## Directions for this task
Each entry that follows must be output without any deviation.

Data excerpts:
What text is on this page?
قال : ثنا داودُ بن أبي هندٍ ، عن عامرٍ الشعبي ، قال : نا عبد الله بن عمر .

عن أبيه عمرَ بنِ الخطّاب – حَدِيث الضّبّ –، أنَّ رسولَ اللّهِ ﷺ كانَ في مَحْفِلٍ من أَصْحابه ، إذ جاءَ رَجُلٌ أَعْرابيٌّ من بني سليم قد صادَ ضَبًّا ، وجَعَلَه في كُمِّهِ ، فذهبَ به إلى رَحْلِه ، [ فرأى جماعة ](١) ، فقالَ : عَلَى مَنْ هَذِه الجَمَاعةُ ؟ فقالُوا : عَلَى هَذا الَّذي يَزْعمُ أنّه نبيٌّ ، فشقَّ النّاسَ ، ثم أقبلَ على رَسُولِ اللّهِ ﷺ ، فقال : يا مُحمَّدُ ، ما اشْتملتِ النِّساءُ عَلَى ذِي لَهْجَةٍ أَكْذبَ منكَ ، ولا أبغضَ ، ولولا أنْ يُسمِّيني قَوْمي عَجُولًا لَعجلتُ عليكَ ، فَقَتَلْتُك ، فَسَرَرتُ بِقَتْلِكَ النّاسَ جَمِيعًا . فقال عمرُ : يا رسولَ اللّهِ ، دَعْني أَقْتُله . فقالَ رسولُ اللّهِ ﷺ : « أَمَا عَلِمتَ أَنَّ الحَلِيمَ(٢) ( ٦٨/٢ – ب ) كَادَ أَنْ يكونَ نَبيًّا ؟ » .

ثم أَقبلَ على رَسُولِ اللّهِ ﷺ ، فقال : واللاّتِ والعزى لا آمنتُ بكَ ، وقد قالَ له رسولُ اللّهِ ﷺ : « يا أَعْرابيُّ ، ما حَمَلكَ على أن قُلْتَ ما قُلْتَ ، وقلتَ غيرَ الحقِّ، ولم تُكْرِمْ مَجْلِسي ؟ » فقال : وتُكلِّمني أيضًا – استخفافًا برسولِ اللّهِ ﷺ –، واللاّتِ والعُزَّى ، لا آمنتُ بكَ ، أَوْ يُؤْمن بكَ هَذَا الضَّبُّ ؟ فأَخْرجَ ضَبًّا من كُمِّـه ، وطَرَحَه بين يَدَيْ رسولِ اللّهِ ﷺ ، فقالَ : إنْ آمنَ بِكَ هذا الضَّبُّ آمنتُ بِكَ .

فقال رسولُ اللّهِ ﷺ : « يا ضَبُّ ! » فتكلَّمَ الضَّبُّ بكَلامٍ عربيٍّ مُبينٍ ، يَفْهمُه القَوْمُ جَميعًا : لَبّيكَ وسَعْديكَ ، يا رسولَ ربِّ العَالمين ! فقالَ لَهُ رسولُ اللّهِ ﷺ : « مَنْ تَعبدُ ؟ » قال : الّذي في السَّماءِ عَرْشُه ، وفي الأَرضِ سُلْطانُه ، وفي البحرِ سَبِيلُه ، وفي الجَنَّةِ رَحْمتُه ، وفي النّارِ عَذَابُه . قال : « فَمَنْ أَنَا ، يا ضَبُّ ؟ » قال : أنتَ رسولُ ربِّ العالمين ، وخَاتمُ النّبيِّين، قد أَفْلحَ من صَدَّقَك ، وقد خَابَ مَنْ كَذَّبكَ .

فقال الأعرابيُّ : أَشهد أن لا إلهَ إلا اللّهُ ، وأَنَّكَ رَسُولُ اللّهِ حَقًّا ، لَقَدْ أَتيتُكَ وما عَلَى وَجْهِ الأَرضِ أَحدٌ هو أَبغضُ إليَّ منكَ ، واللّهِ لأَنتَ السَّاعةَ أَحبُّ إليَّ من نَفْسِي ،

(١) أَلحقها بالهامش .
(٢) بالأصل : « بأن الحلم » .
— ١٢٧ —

## Response to the task
What text is on this page?
قال : ثنا داودُ بن أبي هندٍ ، عن عامرٍ الشعبي ، قال : نا عبد الله بن عمر .

عن أبيه عمرَ بنِ الخطّاب – حَدِيث الضّبّ –، أنَّ رسولَ اللّهِ ﷺ كانَ في مَحْفِلٍ من أَصْحابه ، إذ جاءَ رَجُلٌ أَعْرابيٌّ من بني سليم قد صادَ ضَبًّا ، وجَعَلَه في كُمِّهِ ، فذهبَ به إلى رَحْلِه ، [ فرأى جماعة ](١) ، فقالَ : عَلَى مَنْ هَذِه الجَمَاعةُ ؟ فقالُوا : عَلَى هَذا الَّذي يَزْعمُ أنّه نبيٌّ ، فشقَّ النّاسَ ، ثم أقبلَ على رَسُولِ اللّهِ ﷺ ، فقال : يا مُحمَّدُ ، ما اشْتملتِ النِّساءُ عَلَى ذِي لَهْجَةٍ أَكْذبَ منكَ ، ولا أبغضَ ، ولولا أنْ يُسمِّيني قَوْمي عَجُولًا لَعجلتُ عليكَ ، فَقَتَلْتُك ، فَسَرَرتُ بِقَتْلِكَ النّاسَ جَمِيعًا . فقال عمرُ : يا رسولَ اللّهِ ، دَعْني أَقْتُله . فقالَ رسولُ اللّهِ ﷺ : « أَمَا عَلِمتَ أَنَّ الحَلِيمَ(٢) ( ٦٨/٢ – ب ) كَادَ أَنْ يكونَ نَبيًّا ؟ » .

ثم أَقبلَ على رَسُولِ اللّهِ ﷺ ، فقال : واللاّتِ والعزى لا آمنتُ بكَ ، وقد قالَ له رسولُ اللّهِ ﷺ : « يا أَعْرابيُّ ، ما حَمَلكَ على أن قُلْتَ ما قُلْتَ ، وقلتَ غيرَ الحقِّ، ولم تُكْرِمْ مَجْلِسي ؟ » فقال : وتُكلِّمني أيضًا – استخفافًا برسولِ اللّهِ ﷺ –، واللاّتِ والعُزَّى ، لا آمنتُ بكَ ، أَوْ يُؤْمن بكَ هَذَا الضَّبُّ ؟ فأَخْرجَ ضَبًّا من كُمِّـه ، وطَرَحَه بين يَدَيْ رسولِ اللّهِ ﷺ ، فقالَ : إنْ آمنَ بِكَ هذا الضَّبُّ آمنتُ بِكَ .

فقال رسولُ اللّهِ ﷺ : « يا ضَبُّ ! » فتكلَّمَ الضَّبُّ بكَلامٍ عربيٍّ مُبينٍ ، يَفْهمُه القَوْمُ جَميعًا : لَبّيكَ وسَعْديكَ ، يا رسولَ ربِّ العَالمين ! فقالَ لَهُ رسولُ اللّهِ ﷺ : « مَنْ تَعبدُ ؟ » قال : الّذي في السَّماءِ عَرْشُه ، وفي الأَرضِ سُلْطانُه ، وفي البحرِ سَبِيلُه ، وفي الجَنَّةِ رَحْمتُه ، وفي النّارِ عَذَابُه . قال : « فَمَنْ أَنَا ، يا ضَبُّ ؟ » قال : أنتَ رسولُ ربِّ العالمين ، وخَاتمُ النّبيِّين، قد أَفْلحَ من صَدَّقَك ، وقد خَابَ مَنْ كَذَّبكَ .

فقال الأعرابيُّ : أَشهد أن لا إلهَ إلا اللّهُ ، وأَنَّكَ رَسُولُ اللّهِ حَقًّا ، لَقَدْ أَتيتُكَ وما عَلَى وَجْهِ الأَرضِ أَحدٌ هو أَبغضُ إليَّ منكَ ، واللّهِ لأَنتَ السَّاعةَ أَحبُّ إليَّ من نَفْسِي ،

(١) أَلحقها بالهامش .
(٢) بالأصل : « بأن الحلم » .
— ١٢٧ —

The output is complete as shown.